Stored data:
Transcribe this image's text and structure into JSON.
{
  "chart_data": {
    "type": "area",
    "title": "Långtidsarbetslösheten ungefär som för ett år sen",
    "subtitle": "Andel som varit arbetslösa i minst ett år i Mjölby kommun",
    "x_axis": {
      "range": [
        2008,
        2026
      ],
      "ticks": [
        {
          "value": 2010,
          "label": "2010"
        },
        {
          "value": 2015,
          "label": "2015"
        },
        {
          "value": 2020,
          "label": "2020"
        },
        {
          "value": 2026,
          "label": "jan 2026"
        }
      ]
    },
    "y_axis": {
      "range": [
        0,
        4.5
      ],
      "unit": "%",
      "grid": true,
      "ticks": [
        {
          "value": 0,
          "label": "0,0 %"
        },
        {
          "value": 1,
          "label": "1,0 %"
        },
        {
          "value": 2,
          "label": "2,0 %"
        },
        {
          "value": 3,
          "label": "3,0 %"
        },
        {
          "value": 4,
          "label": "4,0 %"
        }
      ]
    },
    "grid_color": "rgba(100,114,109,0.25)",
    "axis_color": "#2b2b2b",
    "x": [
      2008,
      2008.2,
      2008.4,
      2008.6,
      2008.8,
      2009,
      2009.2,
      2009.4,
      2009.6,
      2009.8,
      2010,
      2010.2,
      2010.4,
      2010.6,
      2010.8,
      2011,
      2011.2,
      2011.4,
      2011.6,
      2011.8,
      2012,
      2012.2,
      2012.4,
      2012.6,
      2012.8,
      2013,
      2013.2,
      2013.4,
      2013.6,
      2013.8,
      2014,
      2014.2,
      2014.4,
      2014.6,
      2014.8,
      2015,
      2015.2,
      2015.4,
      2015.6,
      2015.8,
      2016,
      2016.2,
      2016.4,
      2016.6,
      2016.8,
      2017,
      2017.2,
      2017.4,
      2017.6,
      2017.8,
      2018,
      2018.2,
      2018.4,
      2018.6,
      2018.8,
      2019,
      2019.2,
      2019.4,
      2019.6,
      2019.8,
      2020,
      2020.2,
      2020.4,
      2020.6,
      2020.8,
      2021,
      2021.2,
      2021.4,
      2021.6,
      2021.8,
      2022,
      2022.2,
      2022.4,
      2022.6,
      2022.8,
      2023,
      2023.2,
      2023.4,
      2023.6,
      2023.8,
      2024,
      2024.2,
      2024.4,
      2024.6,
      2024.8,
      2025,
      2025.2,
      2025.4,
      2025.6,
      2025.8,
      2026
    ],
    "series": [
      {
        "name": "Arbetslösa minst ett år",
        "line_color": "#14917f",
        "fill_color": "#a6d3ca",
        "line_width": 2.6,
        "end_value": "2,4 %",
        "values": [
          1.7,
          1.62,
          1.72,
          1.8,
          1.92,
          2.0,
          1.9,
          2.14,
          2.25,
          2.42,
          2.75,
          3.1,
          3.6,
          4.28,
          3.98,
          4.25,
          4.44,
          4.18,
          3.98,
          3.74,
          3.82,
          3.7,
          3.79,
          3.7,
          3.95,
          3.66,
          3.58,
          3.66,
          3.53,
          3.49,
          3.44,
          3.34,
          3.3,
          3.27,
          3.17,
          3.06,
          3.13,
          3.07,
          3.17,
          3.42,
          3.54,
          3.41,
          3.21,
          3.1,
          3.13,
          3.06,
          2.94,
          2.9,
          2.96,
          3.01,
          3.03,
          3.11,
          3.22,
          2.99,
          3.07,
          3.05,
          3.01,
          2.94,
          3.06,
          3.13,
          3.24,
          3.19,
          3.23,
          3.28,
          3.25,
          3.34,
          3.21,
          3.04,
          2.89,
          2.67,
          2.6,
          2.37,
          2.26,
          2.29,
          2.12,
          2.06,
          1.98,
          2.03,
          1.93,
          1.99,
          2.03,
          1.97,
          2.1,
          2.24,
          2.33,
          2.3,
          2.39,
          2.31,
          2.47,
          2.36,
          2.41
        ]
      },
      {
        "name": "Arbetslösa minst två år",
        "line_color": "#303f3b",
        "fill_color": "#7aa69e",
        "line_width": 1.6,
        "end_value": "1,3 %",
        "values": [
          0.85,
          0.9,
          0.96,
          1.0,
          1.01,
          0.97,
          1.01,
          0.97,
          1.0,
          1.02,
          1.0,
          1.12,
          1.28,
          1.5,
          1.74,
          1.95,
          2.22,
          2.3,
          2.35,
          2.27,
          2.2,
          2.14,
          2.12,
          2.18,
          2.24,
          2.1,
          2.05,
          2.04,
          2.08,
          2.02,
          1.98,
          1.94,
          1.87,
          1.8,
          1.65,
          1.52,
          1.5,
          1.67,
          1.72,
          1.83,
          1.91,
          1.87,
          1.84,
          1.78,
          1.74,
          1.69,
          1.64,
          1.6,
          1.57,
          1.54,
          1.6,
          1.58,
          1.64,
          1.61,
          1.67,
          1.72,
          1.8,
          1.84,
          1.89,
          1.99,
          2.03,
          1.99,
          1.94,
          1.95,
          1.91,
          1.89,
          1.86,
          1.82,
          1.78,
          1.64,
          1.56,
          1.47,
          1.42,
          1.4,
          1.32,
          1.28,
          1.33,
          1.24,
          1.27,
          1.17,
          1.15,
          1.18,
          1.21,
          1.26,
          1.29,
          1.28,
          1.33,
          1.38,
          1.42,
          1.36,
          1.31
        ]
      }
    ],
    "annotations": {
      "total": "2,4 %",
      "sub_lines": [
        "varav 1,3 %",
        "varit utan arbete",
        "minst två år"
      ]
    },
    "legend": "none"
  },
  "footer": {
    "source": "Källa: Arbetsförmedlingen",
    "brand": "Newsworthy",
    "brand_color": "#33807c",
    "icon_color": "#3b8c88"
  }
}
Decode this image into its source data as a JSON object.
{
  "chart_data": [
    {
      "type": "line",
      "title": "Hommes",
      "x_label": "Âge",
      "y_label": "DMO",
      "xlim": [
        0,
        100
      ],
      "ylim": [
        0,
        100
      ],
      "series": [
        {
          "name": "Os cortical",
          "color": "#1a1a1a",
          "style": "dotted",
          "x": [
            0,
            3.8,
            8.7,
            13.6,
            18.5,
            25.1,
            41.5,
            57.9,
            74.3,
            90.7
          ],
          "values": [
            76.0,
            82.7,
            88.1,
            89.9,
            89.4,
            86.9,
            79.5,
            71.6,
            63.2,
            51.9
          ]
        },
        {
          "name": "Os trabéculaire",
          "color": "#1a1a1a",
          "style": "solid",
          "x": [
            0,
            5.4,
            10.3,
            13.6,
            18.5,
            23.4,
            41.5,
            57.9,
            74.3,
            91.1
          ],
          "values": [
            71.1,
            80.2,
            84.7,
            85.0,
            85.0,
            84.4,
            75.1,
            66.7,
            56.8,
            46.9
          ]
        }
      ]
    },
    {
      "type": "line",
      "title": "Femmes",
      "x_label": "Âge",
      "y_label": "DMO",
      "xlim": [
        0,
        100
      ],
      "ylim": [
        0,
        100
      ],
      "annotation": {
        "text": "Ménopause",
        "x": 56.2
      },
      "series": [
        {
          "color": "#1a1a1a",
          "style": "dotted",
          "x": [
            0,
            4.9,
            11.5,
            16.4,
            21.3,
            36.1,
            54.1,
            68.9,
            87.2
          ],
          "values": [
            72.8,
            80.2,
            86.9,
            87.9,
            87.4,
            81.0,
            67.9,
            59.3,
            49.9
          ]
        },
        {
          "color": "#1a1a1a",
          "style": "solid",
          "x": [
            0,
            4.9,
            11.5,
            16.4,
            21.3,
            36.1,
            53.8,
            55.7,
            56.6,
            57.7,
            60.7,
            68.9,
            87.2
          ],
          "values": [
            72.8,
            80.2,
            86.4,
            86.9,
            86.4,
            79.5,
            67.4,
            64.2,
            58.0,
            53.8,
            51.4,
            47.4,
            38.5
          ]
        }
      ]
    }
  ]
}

Given instruction:
Show the lines of the material that contain the word "JSON".

Exercise answer:
Transcribe this image's text and structure into JSON.
Decode this image into its source data as a JSON object.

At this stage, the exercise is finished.